#### PASSAGE SHOWN

Marissa Damink, a TU/e student of Human Technology Interaction, won second place in the 800 m event at last week's Dutch Athletics Championships, which were held in The Hague. “This is the first year that I've set my sights on gold, and so I was actually a little bit disappointed to come away with silver,” says Damink. “But all in all I'm very pleased, especially with the progress I've made yet again this year.”

This coming Saturday Marissa will also compete in the European Athletics Team Championships in Norway's Sandnes. Again, her event will be the 800 meters. “With my PB I'm ranked ninth, but I hope to finish in a position higher than that, and besides I'd like to run a faster PB this season. It would be fantastic to do that at the European Championships.”

Last year Marissa gave us a great interview for our column In the Hot Seat.

URE unexpectedly misses the driverless competition

University Racing Eindhoven had set itself the aim of competing in at least one driverless competition during the current racing season. The event the team had in mind was held July 24 through 28 at Italy's Riccardo Paletti race track. After Formula Student Netherlands (FSN), the team had just one week to convert the car from electric to self-driving. Disappointingly, a malfunction occurred in the Accumulator Management System (AMS), which meant the team's participation was out of the question. URE then set to work again, converting the car back in time to participate in the electric class at Formula Student Germany, which is being held this week. The team is determined to improve the car's self-drive systems and to come back stronger next year. In the Netherlands (at FSN) the team won third place in the electric class .

########
#### DATA SHOWN

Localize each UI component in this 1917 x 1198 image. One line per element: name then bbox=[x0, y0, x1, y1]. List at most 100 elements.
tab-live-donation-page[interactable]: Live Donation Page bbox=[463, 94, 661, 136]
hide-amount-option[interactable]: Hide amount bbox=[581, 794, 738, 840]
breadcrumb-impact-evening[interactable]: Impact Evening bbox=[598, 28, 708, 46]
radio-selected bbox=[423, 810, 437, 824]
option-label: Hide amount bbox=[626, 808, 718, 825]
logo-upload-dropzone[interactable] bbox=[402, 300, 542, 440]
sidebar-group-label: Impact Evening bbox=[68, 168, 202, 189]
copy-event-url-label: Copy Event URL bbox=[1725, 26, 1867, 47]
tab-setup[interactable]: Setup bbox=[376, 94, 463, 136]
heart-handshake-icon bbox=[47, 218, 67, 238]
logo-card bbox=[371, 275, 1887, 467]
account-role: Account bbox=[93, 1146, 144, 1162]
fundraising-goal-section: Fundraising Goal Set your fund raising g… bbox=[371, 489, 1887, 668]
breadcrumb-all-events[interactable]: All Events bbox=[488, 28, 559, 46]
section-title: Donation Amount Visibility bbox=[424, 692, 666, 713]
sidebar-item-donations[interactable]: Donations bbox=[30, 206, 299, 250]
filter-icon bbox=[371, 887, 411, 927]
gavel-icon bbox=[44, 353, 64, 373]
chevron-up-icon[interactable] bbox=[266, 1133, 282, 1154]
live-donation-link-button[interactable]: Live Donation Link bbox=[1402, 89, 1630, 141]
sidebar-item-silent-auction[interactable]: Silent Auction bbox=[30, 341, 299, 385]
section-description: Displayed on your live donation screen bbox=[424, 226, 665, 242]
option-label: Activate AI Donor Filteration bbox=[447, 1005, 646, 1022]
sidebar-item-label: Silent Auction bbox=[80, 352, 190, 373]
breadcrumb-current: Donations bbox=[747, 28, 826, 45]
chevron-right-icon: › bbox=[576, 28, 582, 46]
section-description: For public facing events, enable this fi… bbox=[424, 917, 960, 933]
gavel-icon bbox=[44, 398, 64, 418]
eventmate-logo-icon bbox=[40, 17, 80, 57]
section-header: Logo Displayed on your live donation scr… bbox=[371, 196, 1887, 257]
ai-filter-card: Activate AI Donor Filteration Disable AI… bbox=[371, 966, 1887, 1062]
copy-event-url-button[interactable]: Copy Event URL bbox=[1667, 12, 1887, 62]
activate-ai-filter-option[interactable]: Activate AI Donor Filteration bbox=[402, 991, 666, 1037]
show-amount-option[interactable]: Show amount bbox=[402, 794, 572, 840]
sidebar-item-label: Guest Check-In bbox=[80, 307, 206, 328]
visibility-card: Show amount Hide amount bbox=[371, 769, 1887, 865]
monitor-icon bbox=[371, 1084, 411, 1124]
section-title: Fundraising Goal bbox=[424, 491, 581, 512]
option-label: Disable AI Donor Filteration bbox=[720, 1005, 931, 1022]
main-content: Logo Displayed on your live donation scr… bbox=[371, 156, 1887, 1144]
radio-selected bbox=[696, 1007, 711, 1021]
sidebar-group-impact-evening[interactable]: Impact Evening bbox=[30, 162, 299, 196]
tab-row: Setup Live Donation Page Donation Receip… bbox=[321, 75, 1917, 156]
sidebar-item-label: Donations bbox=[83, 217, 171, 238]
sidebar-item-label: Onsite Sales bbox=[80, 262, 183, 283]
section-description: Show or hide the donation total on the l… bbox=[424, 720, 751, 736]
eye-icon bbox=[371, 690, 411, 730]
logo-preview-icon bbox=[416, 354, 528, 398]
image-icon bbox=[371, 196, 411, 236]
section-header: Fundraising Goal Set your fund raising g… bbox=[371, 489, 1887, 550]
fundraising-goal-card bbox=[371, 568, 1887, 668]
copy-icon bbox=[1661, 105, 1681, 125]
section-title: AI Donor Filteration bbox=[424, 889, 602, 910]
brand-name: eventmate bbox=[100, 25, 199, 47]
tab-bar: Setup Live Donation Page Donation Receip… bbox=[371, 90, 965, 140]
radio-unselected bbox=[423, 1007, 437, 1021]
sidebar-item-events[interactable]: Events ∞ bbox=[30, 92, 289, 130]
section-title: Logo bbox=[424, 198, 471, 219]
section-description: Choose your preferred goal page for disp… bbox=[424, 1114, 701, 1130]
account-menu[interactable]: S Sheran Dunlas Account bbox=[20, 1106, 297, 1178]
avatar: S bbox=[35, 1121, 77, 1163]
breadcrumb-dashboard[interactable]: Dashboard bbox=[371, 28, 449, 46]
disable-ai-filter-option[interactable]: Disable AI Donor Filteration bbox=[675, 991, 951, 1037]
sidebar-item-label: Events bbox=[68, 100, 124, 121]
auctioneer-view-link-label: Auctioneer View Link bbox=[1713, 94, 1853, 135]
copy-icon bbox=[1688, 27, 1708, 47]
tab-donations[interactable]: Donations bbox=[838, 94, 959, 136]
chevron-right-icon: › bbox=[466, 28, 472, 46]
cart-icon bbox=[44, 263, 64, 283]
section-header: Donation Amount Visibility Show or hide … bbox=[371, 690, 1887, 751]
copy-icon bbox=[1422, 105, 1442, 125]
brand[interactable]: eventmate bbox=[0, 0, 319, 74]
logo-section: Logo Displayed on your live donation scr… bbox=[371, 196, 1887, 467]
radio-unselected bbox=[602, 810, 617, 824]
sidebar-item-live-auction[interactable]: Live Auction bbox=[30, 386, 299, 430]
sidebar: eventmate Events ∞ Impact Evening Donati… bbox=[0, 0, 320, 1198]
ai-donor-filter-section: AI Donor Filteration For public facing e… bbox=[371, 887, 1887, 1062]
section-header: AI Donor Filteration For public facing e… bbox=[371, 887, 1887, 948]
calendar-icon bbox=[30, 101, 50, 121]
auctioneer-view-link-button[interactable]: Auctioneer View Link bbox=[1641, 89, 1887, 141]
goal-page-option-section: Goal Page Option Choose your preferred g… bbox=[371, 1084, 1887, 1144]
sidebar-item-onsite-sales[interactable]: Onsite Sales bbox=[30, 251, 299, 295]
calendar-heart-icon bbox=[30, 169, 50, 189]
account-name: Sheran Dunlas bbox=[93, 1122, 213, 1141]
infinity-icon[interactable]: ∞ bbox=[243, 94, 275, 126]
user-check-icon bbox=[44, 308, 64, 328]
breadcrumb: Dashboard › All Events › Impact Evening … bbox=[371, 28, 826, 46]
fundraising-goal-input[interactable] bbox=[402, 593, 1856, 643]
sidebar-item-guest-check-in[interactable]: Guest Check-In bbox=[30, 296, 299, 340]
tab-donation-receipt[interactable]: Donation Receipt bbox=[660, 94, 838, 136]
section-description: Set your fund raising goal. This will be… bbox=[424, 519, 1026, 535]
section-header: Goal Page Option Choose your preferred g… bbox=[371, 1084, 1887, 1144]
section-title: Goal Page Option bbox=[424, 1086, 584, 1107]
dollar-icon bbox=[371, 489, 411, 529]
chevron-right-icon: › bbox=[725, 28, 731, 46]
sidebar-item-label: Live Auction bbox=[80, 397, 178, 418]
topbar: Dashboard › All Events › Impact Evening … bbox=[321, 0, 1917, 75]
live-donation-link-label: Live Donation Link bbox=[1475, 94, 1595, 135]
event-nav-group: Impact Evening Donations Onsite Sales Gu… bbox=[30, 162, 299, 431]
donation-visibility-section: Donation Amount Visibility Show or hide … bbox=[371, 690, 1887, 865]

########

ASSIGNED TASK =
Answer these from the news text:
1. What place did Marissa Damink take in the 800 m at the Dutch Athletics Championships?
2. At which race track was the driverless competition held?
3. What place did University Racing Eindhoven win in the electric class at Formula Student Netherlands?
The records are separate from the news text.

ANSWER SPACE =
1. Second place
2. The Riccardo Paletti race track in Italy
3. Third place